Task to complete:
Only lines with the string "JSON" matter here; gather them from the material below.

[Dataset rows about figures]
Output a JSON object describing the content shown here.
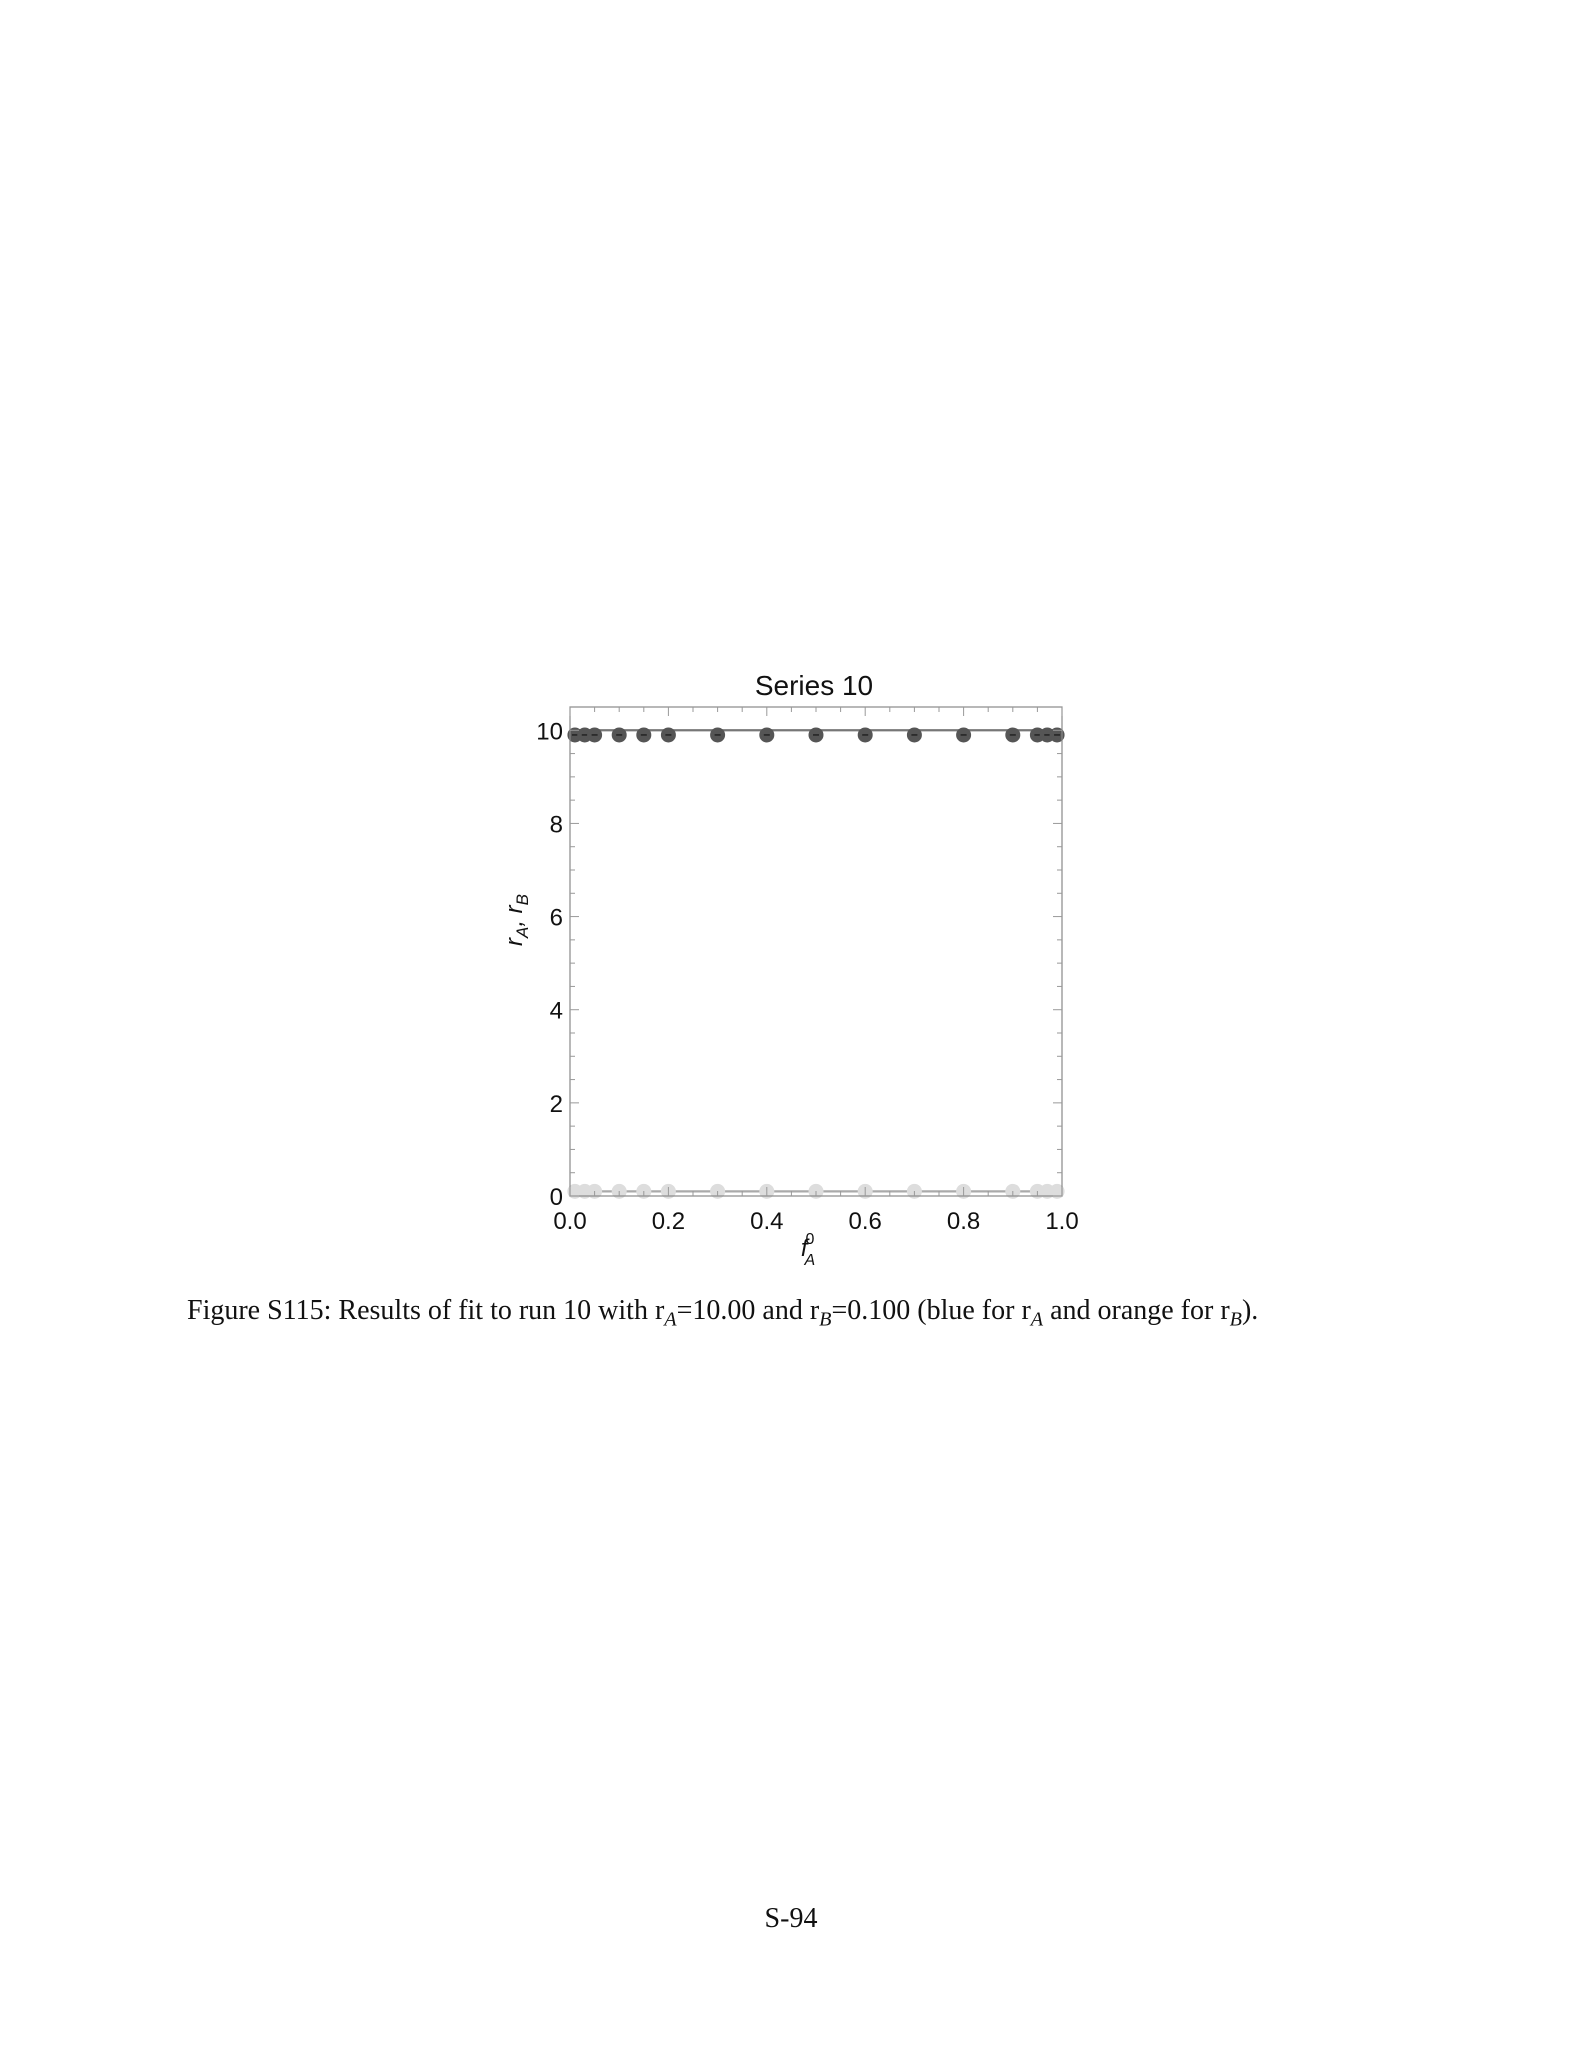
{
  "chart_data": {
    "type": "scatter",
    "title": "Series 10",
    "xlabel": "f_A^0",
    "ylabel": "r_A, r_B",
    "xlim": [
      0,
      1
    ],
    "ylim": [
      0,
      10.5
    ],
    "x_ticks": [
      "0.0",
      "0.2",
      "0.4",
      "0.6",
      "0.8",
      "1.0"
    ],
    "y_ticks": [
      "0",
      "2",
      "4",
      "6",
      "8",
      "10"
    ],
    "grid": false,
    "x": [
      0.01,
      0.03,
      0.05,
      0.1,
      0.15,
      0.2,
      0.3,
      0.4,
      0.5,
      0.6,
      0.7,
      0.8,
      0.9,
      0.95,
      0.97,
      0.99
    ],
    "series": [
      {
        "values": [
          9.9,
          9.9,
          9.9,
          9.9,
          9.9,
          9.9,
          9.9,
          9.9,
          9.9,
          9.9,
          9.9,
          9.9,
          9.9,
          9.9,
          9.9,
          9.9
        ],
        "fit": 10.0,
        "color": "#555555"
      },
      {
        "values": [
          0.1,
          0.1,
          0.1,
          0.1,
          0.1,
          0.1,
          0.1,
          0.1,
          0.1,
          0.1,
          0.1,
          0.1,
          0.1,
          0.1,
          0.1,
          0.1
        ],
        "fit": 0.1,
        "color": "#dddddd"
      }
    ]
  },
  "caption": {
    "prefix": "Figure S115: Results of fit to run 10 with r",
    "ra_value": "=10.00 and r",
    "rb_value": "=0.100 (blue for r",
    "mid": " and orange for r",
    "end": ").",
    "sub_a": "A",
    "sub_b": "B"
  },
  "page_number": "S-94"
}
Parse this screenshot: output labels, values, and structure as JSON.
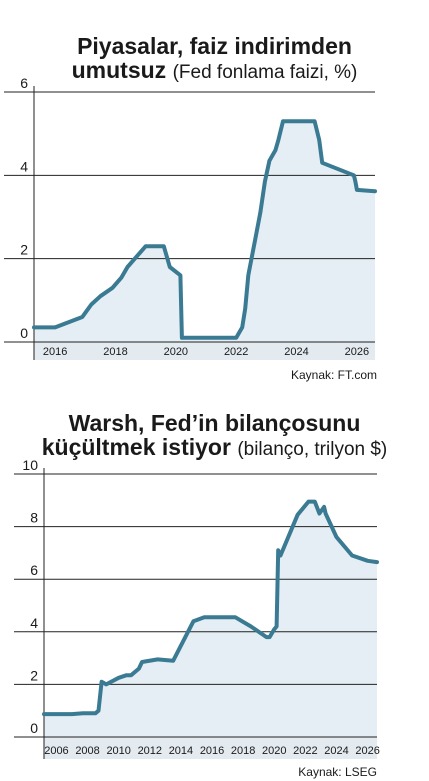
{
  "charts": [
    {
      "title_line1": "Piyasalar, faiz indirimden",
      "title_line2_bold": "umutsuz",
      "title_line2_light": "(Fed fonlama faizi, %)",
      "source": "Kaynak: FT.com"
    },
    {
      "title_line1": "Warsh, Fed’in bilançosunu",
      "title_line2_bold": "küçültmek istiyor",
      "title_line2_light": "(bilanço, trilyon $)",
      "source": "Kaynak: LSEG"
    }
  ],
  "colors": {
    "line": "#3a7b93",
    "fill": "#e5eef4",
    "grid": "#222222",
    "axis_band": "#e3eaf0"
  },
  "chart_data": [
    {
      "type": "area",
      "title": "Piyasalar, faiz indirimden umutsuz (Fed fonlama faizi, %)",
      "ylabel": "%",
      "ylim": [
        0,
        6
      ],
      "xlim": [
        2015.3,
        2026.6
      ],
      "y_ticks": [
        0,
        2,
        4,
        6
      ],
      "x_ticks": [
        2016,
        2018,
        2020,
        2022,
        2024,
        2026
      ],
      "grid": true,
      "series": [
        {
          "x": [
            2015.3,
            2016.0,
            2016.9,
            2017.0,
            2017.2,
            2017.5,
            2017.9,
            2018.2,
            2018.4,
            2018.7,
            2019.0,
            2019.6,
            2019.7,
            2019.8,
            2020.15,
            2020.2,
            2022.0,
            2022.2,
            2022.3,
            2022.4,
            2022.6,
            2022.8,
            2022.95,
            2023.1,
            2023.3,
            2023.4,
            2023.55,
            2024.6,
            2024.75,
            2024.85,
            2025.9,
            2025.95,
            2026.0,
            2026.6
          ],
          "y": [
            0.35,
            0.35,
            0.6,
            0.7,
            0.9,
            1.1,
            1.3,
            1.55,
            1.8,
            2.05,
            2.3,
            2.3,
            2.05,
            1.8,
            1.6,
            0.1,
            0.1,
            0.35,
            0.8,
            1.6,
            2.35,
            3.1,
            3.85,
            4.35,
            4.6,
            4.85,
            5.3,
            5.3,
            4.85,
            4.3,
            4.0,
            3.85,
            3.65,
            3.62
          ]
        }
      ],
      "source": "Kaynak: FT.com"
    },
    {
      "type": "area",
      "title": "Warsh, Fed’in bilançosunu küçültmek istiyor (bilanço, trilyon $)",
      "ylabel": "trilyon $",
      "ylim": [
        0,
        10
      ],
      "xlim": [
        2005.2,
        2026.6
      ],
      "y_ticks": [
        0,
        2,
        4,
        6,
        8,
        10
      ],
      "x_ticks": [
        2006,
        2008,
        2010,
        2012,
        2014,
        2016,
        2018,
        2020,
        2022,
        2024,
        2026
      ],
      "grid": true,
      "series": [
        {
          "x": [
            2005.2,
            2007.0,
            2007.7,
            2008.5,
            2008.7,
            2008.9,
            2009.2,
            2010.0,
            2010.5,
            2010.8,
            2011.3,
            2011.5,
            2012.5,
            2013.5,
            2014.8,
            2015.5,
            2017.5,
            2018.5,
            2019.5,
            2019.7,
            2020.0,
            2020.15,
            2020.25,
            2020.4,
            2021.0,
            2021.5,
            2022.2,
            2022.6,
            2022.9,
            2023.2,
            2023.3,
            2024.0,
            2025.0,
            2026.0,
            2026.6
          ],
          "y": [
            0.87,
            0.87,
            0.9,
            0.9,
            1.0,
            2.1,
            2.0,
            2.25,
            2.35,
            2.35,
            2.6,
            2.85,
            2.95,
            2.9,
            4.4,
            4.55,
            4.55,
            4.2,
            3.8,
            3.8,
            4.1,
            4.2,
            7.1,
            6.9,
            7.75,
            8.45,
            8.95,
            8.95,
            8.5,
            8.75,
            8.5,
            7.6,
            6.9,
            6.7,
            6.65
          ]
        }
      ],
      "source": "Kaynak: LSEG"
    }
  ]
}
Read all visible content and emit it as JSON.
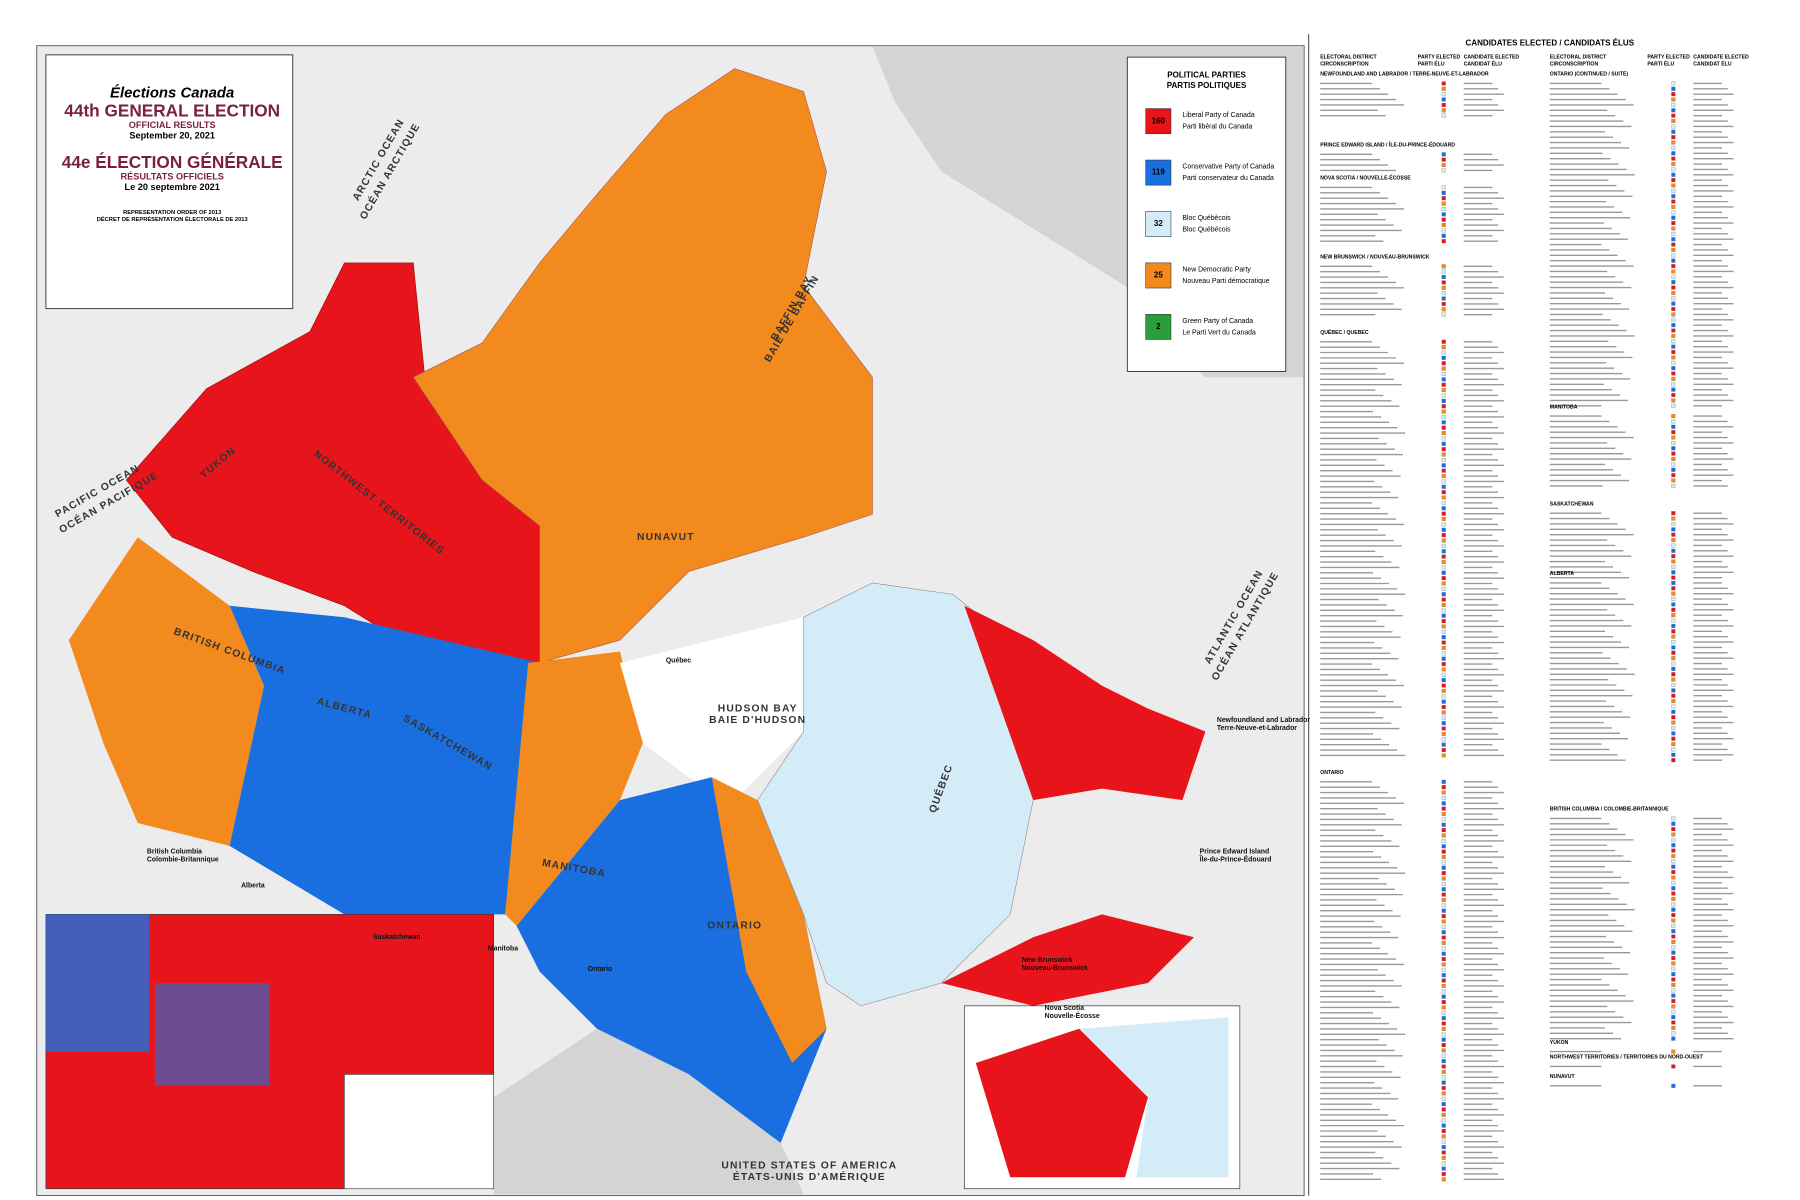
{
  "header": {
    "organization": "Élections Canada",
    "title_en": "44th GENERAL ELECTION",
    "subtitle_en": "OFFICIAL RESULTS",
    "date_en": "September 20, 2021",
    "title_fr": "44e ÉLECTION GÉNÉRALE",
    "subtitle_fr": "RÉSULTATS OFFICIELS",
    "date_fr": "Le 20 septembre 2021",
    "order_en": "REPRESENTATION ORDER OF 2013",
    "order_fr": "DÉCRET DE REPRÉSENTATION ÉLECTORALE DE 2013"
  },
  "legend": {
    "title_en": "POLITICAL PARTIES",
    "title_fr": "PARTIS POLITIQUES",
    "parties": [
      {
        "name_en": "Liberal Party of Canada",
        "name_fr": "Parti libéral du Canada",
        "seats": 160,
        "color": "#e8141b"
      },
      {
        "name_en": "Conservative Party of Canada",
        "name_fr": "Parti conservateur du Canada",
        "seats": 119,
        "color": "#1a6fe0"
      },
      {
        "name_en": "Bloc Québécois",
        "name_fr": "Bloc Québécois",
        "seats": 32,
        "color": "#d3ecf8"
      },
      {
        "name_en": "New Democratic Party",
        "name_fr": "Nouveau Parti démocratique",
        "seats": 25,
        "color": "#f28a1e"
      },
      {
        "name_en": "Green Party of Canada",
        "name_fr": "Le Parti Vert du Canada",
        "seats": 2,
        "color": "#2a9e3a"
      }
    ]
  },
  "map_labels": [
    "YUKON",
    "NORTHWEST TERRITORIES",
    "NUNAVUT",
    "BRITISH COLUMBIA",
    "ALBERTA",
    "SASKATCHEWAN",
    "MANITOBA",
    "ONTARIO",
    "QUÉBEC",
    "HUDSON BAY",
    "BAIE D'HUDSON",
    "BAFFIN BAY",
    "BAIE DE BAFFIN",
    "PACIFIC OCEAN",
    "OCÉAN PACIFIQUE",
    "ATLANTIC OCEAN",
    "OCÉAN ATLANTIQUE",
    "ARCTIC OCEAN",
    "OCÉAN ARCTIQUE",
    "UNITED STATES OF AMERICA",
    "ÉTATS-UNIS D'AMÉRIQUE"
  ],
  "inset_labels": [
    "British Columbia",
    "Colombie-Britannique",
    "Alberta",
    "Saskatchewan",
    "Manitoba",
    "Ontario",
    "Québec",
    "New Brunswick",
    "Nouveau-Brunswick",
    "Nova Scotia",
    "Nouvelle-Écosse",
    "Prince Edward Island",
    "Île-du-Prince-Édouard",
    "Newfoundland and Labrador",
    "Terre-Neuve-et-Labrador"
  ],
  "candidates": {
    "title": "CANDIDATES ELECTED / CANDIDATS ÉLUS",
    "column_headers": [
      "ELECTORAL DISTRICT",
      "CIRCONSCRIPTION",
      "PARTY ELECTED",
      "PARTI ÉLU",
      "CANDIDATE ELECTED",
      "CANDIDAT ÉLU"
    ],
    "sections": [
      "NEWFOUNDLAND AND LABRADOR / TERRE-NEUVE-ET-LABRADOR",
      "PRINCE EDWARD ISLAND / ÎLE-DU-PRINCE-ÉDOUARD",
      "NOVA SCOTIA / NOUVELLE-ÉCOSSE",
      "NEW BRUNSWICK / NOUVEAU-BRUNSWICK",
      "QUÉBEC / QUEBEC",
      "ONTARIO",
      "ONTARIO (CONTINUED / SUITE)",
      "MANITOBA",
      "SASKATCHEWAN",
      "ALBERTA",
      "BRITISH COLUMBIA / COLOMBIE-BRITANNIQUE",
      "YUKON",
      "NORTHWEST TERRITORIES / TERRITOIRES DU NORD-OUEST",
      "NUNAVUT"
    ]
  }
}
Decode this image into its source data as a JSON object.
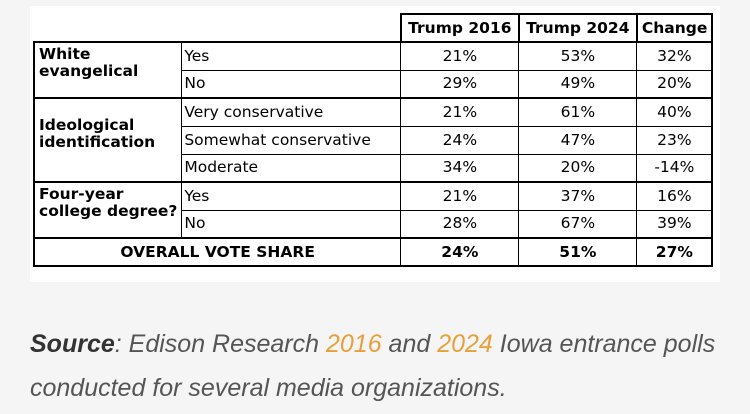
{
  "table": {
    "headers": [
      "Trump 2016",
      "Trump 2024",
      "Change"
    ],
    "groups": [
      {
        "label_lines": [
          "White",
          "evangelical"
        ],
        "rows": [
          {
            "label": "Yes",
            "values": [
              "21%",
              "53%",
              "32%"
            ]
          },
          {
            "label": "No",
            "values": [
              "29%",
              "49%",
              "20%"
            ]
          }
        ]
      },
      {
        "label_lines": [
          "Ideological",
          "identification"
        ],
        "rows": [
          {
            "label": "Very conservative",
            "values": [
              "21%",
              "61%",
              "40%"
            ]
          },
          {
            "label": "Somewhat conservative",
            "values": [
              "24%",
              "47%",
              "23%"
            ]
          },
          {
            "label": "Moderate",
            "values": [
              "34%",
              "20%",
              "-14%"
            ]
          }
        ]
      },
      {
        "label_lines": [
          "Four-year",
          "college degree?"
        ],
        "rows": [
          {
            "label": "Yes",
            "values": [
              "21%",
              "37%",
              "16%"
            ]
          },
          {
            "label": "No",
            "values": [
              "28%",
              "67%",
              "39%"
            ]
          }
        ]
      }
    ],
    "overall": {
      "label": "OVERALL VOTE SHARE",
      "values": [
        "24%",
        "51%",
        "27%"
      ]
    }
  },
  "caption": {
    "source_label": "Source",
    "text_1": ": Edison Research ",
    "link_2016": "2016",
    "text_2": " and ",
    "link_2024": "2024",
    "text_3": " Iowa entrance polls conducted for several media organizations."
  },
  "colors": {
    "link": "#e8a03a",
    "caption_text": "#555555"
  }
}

Answer in full:
Output a JSON object describing the content shown here.
Parse this screenshot: output labels, values, and structure as JSON.
Read all visible content and emit it as JSON.
Decode this image into its source data as a JSON object.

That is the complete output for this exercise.